◆ **TASK DESCRIPTION**: Transcribe the records below exactly.
* begin LISTED ENTRIES *
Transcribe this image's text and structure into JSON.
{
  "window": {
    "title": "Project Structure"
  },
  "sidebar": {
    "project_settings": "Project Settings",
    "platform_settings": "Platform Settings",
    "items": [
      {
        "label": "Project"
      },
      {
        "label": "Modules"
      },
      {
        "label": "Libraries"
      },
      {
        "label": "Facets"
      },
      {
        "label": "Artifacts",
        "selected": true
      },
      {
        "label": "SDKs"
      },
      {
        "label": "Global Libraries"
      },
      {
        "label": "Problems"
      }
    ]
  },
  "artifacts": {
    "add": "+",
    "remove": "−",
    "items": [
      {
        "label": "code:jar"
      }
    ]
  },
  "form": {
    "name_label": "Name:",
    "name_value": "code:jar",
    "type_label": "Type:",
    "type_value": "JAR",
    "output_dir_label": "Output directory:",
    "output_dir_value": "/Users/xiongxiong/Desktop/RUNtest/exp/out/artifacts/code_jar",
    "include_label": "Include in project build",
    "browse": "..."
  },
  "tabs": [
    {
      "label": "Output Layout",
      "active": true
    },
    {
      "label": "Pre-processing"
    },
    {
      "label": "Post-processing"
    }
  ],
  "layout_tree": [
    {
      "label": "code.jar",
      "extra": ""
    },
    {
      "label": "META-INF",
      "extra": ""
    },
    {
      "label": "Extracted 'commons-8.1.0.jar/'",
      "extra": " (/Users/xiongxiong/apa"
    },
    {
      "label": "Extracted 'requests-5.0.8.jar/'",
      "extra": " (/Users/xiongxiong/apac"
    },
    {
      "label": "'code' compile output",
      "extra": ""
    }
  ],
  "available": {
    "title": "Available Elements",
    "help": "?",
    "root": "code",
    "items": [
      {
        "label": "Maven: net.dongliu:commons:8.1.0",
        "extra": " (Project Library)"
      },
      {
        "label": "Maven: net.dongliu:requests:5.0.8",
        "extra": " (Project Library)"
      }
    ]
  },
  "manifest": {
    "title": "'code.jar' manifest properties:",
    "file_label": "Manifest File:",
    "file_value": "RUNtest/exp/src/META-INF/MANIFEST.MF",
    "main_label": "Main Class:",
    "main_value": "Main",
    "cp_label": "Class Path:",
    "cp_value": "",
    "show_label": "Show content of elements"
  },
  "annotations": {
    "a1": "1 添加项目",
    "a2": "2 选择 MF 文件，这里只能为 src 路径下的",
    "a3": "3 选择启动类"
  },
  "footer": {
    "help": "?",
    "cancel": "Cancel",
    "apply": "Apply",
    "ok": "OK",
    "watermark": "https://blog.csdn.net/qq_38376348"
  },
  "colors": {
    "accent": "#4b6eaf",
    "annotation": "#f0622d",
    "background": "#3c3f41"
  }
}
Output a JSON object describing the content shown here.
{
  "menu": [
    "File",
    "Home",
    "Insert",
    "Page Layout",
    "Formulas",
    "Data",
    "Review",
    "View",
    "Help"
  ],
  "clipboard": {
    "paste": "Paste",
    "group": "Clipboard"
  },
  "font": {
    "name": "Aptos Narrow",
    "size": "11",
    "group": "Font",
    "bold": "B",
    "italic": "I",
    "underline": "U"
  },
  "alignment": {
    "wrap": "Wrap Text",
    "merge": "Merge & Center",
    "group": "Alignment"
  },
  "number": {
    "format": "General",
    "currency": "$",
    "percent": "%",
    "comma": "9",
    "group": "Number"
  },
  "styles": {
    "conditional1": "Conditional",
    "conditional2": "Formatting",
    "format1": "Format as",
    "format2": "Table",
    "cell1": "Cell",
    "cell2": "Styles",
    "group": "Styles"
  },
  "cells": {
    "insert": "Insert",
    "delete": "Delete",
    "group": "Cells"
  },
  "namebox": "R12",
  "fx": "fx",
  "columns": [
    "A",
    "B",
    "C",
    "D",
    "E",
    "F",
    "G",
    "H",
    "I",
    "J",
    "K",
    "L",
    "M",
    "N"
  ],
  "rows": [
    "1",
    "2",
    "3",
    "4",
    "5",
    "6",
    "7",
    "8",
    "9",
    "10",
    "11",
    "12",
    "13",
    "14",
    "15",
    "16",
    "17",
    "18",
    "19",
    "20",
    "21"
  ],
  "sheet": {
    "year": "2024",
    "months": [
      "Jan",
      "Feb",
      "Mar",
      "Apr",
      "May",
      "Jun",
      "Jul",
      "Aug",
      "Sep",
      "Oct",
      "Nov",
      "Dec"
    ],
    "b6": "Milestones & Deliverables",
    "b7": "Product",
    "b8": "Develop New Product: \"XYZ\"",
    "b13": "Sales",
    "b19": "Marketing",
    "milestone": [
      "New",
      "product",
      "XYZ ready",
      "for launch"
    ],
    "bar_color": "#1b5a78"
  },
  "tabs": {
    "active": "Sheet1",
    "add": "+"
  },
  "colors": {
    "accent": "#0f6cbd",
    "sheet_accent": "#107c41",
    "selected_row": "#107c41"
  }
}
* end LISTED ENTRIES *
◆ **WRITTEN RESPONSE**:
Transcribe this image's text and structure into JSON.
{
  "window": {
    "title": "Project Structure"
  },
  "sidebar": {
    "project_settings": "Project Settings",
    "platform_settings": "Platform Settings",
    "items": [
      {
        "label": "Project"
      },
      {
        "label": "Modules"
      },
      {
        "label": "Libraries"
      },
      {
        "label": "Facets"
      },
      {
        "label": "Artifacts",
        "selected": true
      },
      {
        "label": "SDKs"
      },
      {
        "label": "Global Libraries"
      },
      {
        "label": "Problems"
      }
    ]
  },
  "artifacts": {
    "add": "+",
    "remove": "−",
    "items": [
      {
        "label": "code:jar"
      }
    ]
  },
  "form": {
    "name_label": "Name:",
    "name_value": "code:jar",
    "type_label": "Type:",
    "type_value": "JAR",
    "output_dir_label": "Output directory:",
    "output_dir_value": "/Users/xiongxiong/Desktop/RUNtest/exp/out/artifacts/code_jar",
    "include_label": "Include in project build",
    "browse": "..."
  },
  "tabs": [
    {
      "label": "Output Layout",
      "active": true
    },
    {
      "label": "Pre-processing"
    },
    {
      "label": "Post-processing"
    }
  ],
  "layout_tree": [
    {
      "label": "code.jar",
      "extra": ""
    },
    {
      "label": "META-INF",
      "extra": ""
    },
    {
      "label": "Extracted 'commons-8.1.0.jar/'",
      "extra": " (/Users/xiongxiong/apa"
    },
    {
      "label": "Extracted 'requests-5.0.8.jar/'",
      "extra": " (/Users/xiongxiong/apac"
    },
    {
      "label": "'code' compile output",
      "extra": ""
    }
  ],
  "available": {
    "title": "Available Elements",
    "help": "?",
    "root": "code",
    "items": [
      {
        "label": "Maven: net.dongliu:commons:8.1.0",
        "extra": " (Project Library)"
      },
      {
        "label": "Maven: net.dongliu:requests:5.0.8",
        "extra": " (Project Library)"
      }
    ]
  },
  "manifest": {
    "title": "'code.jar' manifest properties:",
    "file_label": "Manifest File:",
    "file_value": "RUNtest/exp/src/META-INF/MANIFEST.MF",
    "main_label": "Main Class:",
    "main_value": "Main",
    "cp_label": "Class Path:",
    "cp_value": "",
    "show_label": "Show content of elements"
  },
  "annotations": {
    "a1": "1 添加项目",
    "a2": "2 选择 MF 文件，这里只能为 src 路径下的",
    "a3": "3 选择启动类"
  },
  "footer": {
    "help": "?",
    "cancel": "Cancel",
    "apply": "Apply",
    "ok": "OK",
    "watermark": "https://blog.csdn.net/qq_38376348"
  },
  "colors": {
    "accent": "#4b6eaf",
    "annotation": "#f0622d",
    "background": "#3c3f41"
  }
}
Output a JSON object describing the content shown here.
{
  "menu": [
    "File",
    "Home",
    "Insert",
    "Page Layout",
    "Formulas",
    "Data",
    "Review",
    "View",
    "Help"
  ],
  "clipboard": {
    "paste": "Paste",
    "group": "Clipboard"
  },
  "font": {
    "name": "Aptos Narrow",
    "size": "11",
    "group": "Font",
    "bold": "B",
    "italic": "I",
    "underline": "U"
  },
  "alignment": {
    "wrap": "Wrap Text",
    "merge": "Merge & Center",
    "group": "Alignment"
  },
  "number": {
    "format": "General",
    "currency": "$",
    "percent": "%",
    "comma": "9",
    "group": "Number"
  },
  "styles": {
    "conditional1": "Conditional",
    "conditional2": "Formatting",
    "format1": "Format as",
    "format2": "Table",
    "cell1": "Cell",
    "cell2": "Styles",
    "group": "Styles"
  },
  "cells": {
    "insert": "Insert",
    "delete": "Delete",
    "group": "Cells"
  },
  "namebox": "R12",
  "fx": "fx",
  "columns": [
    "A",
    "B",
    "C",
    "D",
    "E",
    "F",
    "G",
    "H",
    "I",
    "J",
    "K",
    "L",
    "M",
    "N"
  ],
  "rows": [
    "1",
    "2",
    "3",
    "4",
    "5",
    "6",
    "7",
    "8",
    "9",
    "10",
    "11",
    "12",
    "13",
    "14",
    "15",
    "16",
    "17",
    "18",
    "19",
    "20",
    "21"
  ],
  "sheet": {
    "year": "2024",
    "months": [
      "Jan",
      "Feb",
      "Mar",
      "Apr",
      "May",
      "Jun",
      "Jul",
      "Aug",
      "Sep",
      "Oct",
      "Nov",
      "Dec"
    ],
    "b6": "Milestones & Deliverables",
    "b7": "Product",
    "b8": "Develop New Product: \"XYZ\"",
    "b13": "Sales",
    "b19": "Marketing",
    "milestone": [
      "New",
      "product",
      "XYZ ready",
      "for launch"
    ],
    "bar_color": "#1b5a78"
  },
  "tabs": {
    "active": "Sheet1",
    "add": "+"
  },
  "colors": {
    "accent": "#0f6cbd",
    "sheet_accent": "#107c41",
    "selected_row": "#107c41"
  }
}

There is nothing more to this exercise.